*SHORT EXERCISE:* Go through the entries below and count the lines holding the word "JSON". Reply with only the number, please.

------------------------------------------------------------------------

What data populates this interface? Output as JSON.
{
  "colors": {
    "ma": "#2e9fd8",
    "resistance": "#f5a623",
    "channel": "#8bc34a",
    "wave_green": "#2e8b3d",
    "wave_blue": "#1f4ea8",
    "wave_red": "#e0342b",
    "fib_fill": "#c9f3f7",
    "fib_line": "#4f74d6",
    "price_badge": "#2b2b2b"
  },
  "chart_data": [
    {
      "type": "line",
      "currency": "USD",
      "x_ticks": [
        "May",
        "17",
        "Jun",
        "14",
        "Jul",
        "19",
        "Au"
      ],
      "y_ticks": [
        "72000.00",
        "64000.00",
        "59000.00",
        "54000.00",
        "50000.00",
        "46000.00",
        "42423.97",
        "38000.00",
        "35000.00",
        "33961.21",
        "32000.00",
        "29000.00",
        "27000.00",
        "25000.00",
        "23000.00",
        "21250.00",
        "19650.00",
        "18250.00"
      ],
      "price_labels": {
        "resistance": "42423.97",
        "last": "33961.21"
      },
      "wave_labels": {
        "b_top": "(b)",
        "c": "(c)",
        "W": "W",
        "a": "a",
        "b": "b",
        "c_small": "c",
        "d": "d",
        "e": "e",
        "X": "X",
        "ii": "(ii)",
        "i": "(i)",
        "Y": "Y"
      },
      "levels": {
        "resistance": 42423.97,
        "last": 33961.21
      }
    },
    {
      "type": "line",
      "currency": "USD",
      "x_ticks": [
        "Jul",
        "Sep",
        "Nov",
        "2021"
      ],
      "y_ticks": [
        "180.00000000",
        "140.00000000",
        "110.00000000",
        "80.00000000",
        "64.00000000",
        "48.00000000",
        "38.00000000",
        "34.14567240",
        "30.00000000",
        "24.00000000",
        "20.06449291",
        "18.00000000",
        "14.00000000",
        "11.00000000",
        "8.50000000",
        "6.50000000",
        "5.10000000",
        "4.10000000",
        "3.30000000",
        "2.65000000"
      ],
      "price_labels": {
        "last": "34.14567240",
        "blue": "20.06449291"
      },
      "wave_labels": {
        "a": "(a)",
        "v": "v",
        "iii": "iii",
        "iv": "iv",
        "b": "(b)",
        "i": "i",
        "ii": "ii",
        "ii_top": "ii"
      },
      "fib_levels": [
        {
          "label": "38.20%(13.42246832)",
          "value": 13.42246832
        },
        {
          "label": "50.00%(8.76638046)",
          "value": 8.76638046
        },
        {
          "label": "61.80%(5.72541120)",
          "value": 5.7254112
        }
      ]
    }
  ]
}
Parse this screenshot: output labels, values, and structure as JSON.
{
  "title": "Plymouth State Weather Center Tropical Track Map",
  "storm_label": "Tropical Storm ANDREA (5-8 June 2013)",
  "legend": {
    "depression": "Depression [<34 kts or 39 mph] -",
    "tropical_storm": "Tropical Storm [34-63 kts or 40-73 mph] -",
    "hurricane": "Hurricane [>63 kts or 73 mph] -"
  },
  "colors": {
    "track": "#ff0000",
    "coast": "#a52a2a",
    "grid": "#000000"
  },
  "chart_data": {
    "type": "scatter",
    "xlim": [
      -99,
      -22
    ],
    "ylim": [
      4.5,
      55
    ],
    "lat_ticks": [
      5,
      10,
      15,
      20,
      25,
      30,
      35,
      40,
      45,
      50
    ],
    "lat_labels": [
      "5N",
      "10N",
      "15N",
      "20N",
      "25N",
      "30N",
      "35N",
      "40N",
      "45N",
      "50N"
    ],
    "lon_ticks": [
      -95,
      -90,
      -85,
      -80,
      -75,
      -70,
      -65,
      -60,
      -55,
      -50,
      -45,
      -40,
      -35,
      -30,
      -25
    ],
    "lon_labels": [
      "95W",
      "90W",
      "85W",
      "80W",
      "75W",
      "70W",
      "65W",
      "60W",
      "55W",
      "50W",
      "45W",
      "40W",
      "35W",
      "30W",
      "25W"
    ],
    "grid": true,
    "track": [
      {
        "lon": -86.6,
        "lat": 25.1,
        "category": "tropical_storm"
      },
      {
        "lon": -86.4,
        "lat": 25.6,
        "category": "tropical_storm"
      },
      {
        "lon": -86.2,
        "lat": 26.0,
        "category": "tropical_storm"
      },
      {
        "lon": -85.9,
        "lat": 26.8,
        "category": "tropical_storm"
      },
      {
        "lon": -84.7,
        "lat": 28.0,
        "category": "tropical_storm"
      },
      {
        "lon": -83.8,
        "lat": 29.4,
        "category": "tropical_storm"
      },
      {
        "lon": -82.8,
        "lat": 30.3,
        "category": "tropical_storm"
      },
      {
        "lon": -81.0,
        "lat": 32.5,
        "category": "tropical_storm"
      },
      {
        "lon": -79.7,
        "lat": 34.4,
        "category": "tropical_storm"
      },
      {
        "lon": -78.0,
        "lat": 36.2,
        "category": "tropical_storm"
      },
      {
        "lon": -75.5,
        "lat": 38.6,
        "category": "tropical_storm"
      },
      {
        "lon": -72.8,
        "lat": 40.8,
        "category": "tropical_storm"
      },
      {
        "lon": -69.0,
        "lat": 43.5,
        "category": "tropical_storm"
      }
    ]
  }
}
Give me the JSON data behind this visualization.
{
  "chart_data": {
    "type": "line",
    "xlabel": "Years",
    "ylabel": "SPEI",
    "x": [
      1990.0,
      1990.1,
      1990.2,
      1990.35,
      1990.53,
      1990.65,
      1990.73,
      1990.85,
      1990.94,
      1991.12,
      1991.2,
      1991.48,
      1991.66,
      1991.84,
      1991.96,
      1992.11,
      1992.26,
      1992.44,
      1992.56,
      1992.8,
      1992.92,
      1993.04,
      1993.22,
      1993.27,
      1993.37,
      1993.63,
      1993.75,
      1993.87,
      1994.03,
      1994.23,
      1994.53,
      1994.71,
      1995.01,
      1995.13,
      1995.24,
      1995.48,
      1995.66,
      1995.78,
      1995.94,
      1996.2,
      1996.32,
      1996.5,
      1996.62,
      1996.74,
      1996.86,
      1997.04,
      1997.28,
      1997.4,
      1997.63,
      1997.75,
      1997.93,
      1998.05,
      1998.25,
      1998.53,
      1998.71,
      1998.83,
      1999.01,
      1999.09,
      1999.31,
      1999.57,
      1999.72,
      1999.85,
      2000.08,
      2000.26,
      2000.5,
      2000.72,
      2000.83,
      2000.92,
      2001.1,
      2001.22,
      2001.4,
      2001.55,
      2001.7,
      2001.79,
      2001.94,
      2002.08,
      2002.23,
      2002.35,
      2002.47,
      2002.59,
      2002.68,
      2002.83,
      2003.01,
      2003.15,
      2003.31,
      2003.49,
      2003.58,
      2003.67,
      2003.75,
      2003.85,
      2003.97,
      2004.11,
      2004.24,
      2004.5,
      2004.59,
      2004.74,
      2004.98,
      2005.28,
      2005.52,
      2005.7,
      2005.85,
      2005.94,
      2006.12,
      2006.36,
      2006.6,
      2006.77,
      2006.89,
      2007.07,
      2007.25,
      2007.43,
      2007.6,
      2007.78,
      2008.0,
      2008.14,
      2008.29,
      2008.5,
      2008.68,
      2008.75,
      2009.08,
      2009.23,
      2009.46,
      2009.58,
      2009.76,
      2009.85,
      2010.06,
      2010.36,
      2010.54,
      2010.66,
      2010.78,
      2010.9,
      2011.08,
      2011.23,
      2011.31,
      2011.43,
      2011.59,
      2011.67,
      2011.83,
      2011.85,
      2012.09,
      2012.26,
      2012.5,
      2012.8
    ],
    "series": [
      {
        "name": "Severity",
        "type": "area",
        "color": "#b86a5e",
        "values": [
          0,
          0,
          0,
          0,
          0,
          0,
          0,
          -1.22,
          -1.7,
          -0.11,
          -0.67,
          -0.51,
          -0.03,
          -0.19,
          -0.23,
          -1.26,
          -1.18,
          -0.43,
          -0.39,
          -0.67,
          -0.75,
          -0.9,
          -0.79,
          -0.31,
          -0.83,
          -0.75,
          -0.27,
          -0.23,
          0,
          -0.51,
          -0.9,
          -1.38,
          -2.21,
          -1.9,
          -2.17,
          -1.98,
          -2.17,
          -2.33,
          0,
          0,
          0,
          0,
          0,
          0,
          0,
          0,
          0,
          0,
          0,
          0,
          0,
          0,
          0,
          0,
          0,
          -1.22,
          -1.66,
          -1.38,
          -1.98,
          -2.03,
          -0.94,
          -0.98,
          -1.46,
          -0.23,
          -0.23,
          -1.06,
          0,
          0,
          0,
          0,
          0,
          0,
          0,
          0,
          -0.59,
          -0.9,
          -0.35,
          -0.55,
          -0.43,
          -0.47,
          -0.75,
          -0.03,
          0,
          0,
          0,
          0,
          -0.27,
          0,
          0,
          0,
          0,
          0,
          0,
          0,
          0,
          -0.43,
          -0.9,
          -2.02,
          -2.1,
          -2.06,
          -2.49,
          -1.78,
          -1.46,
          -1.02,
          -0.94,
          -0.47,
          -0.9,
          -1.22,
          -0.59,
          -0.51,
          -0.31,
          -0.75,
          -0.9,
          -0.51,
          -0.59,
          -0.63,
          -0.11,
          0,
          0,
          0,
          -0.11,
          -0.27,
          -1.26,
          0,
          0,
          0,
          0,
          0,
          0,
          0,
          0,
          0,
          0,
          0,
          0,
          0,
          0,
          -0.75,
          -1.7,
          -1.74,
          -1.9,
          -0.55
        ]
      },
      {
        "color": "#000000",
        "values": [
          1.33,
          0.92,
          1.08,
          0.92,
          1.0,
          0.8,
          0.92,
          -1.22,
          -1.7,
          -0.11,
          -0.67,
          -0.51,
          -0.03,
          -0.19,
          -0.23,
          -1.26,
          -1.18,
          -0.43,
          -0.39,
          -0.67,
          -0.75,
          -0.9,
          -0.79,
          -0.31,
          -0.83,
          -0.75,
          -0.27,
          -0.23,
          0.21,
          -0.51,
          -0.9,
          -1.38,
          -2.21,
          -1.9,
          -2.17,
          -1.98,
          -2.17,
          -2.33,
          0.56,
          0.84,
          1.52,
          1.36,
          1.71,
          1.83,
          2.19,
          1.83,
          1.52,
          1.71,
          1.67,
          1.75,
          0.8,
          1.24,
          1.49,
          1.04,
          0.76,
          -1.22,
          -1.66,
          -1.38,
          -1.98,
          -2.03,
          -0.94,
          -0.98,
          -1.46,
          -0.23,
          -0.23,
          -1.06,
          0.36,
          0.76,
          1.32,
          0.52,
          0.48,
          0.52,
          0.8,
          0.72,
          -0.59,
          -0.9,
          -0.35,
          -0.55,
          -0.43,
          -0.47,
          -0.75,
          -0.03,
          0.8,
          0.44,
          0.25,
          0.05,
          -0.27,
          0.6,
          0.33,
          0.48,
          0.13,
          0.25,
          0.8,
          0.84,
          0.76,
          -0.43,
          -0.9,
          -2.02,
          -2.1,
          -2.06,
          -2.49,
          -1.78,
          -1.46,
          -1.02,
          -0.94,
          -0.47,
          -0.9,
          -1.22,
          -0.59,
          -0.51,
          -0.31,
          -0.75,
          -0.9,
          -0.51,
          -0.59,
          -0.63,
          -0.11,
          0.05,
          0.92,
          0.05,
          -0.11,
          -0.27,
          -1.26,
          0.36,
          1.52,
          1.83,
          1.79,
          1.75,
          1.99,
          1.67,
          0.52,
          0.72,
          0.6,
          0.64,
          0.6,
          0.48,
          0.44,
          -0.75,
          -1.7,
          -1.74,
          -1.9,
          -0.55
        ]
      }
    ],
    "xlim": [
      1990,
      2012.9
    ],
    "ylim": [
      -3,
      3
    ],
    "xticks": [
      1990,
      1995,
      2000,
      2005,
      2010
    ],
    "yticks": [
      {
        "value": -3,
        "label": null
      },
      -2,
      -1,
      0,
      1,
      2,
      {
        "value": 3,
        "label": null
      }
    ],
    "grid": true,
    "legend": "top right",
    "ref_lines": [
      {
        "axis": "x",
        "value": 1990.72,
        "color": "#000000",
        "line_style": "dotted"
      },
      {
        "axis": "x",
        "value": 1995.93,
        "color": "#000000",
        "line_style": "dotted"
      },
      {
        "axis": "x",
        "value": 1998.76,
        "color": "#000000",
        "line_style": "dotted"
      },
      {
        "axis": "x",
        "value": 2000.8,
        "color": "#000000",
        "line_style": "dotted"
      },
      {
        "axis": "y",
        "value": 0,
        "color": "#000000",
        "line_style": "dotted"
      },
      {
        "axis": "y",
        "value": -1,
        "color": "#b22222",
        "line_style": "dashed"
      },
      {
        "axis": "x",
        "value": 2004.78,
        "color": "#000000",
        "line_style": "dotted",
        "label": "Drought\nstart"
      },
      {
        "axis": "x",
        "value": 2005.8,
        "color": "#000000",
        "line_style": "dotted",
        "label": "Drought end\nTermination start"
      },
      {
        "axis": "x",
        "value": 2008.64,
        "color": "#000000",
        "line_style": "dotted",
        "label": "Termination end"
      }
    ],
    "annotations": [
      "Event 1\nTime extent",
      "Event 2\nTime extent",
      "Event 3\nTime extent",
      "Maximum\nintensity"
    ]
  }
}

------------------------------------------------------------------------

*RESPONSE TO THE TASK:* 3